═════ Document ═════
Le déficit de financement des infrastructures (d’approvisionnement, d’assainissement ou de stockage) a longtemps été considéré comme le principal obstacle. “Les ressources consacrées à l’eau sont minuscules comparées aux sommes investies dans la lutte contre les émissions de gaz à effet de serre ou la crise financière“, constatent les auteurs. Selon eux, “un meilleur équilibre” devrait être trouvé entre la lutte contre le changement climatique et l’adaptation à ses effets. Cependant, c’est la prise de conscience politique qui fait surtout défaut. “L’eau devrait être au coeur des politiques agricoles, énergétiques, de santé, d’infrastructures, d’éducation, affirme Olcay Unver, coordinateur du rapport. Les gestionnaires de l’eau sont convaincus, mais ce ne sont pas eux qui prennent les décisions. C’est aux chefs d’Etat et de gouvernement de s’emparer du sujet.”
Les pénuries à venir
2030
A cette date, 47 % de la population mondiale vivra dans des régions exposées aux pénuries.
Secteurs
Agriculture : 70 % des volumes consommés (jusqu’à 90 % dans certains pays en développement).
Energie et industrie : 20 % des besoins.
Eau potable : 10 %.
Inégalités
Si la tendance se poursuit, 90 % de la population mondiale aura accès à l’eau potable en 2015, avec de très fortes disparités régionales. Quelque 340 millions d’Africains en sont privés. A la même échéance, 2,4 milliards de personnes ne disposeront pas d’un service d’assainissement minimal.
Dégradation
Un dollar investi dans les infrastructures d’eau et d’assainissement rapporte de 4 à 12 dollars (de 3 à 9,5 euros).
Les pertes économiques dues au déficit d’infrastructures en Afrique sont estimées à 28,4 milliards de dollars par an (22,4 milliards d’euros). Celles liées à la dégradation des ressources en eau au Moyen-Orient et en Afrique du Nord sont évaluées à 9 milliards dollars par an (7 milliards d’euros).
═════
* Consigne
Recopiez fidèlement le passage du document sur l'eau qui s'ouvre sur les mots « Les pénuries à » et s'achève sur « service d’assainissement minimal. ».
═════ Documents fournis ═════
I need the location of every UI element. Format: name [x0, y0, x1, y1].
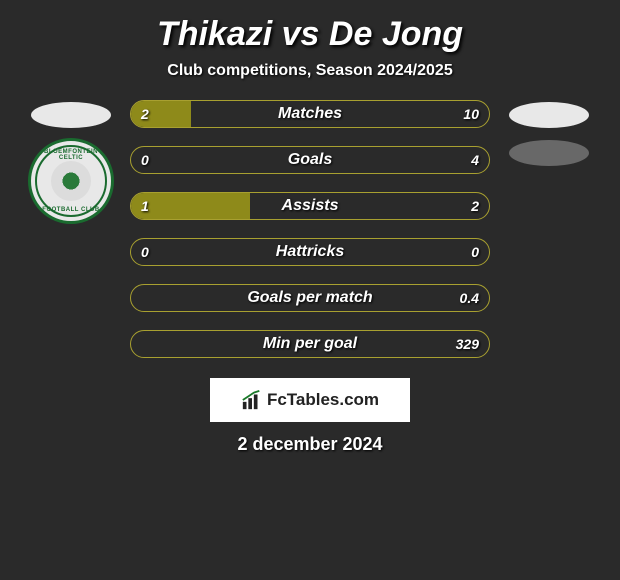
═════
* Réponse rédigée
Les pénuries à venir
2030
A cette date, 47 % de la population mondiale vivra dans des régions exposées aux pénuries.
Secteurs
Agriculture : 70 % des volumes consommés (jusqu’à 90 % dans certains pays en développement).
Energie et industrie : 20 % des besoins.
Eau potable : 10 %.
Inégalités
Si la tendance se poursuit, 90 % de la population mondiale aura accès à l’eau potable en 2015, avec de très fortes disparités régionales. Quelque 340 millions d’Africains en sont privés. A la même échéance, 2,4 milliards de personnes ne disposeront pas d’un service d’assainissement minimal.